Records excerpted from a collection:
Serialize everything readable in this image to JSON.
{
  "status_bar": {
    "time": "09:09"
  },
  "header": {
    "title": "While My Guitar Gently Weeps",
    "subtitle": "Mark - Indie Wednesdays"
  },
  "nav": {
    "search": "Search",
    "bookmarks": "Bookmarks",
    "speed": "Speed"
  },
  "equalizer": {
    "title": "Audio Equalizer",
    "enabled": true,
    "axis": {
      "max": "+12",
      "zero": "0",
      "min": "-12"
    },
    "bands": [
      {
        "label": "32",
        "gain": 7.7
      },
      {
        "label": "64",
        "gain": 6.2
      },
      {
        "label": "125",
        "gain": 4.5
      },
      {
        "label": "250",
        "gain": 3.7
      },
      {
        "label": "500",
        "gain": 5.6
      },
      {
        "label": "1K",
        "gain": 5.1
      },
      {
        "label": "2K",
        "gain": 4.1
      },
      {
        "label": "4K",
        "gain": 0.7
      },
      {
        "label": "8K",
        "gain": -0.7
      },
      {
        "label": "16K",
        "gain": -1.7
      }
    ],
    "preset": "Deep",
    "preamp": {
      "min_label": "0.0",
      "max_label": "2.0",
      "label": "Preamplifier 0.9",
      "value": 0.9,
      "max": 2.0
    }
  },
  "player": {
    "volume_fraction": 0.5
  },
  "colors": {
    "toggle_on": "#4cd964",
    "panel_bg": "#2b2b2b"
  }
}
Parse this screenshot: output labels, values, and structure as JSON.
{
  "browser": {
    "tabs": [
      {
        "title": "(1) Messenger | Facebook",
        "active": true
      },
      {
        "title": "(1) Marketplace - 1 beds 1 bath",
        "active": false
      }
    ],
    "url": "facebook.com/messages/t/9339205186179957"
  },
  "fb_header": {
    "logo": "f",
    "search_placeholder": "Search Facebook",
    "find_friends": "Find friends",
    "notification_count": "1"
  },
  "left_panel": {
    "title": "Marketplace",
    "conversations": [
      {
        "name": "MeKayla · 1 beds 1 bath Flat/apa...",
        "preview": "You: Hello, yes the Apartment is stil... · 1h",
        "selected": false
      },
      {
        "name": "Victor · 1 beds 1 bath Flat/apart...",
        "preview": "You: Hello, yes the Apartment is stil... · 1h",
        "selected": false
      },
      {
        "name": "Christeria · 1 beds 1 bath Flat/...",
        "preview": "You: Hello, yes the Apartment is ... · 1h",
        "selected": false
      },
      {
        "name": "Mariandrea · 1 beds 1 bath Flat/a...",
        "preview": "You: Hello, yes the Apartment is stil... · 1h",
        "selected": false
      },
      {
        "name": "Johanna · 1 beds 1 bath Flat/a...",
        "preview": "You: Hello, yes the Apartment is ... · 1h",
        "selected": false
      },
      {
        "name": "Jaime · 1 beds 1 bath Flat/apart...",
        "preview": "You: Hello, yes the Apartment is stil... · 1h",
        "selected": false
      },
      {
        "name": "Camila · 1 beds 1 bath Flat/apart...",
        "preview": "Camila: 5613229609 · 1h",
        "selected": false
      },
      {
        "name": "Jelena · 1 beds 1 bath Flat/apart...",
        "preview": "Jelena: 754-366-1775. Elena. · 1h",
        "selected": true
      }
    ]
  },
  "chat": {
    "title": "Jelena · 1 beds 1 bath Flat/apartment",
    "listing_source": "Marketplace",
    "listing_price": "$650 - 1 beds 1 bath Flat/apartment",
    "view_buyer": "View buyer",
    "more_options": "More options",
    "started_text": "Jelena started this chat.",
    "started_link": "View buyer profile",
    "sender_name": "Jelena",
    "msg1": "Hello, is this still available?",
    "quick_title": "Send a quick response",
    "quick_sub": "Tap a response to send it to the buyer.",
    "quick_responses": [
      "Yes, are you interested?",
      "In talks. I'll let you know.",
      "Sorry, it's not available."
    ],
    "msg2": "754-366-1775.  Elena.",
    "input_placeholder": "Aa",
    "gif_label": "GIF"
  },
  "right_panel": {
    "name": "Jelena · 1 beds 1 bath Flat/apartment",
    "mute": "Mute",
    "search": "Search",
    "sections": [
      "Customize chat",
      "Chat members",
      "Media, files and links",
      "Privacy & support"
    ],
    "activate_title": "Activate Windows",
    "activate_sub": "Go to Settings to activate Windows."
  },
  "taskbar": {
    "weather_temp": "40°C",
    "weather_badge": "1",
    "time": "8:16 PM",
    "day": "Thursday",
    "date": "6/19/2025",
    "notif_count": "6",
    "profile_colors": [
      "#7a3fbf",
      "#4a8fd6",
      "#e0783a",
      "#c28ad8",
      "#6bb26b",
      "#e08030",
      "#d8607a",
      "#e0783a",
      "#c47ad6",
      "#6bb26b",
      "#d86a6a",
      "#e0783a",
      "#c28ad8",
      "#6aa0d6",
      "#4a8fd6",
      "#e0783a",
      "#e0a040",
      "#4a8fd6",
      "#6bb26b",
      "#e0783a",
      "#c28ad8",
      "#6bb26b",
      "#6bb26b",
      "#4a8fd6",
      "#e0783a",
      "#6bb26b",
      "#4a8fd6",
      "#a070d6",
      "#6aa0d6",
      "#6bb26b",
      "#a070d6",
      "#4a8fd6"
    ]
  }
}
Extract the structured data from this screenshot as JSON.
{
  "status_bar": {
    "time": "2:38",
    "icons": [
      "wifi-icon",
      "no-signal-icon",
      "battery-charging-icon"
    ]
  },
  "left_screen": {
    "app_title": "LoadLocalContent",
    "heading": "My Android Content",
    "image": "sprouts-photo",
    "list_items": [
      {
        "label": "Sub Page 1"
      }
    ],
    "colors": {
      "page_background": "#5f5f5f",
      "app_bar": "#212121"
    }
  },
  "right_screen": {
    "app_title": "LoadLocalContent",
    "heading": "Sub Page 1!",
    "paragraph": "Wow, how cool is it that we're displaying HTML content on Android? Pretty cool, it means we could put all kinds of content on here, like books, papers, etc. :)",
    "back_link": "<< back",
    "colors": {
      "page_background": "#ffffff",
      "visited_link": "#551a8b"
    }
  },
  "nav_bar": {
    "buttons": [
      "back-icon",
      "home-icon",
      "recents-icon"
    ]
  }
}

» What the task asks:
Copy each line above that contains the string "Camila".

» Output of the exercise:
        "name": "Camila · 1 beds 1 bath Flat/apart...",
        "preview": "Camila: 5613229609 · 1h",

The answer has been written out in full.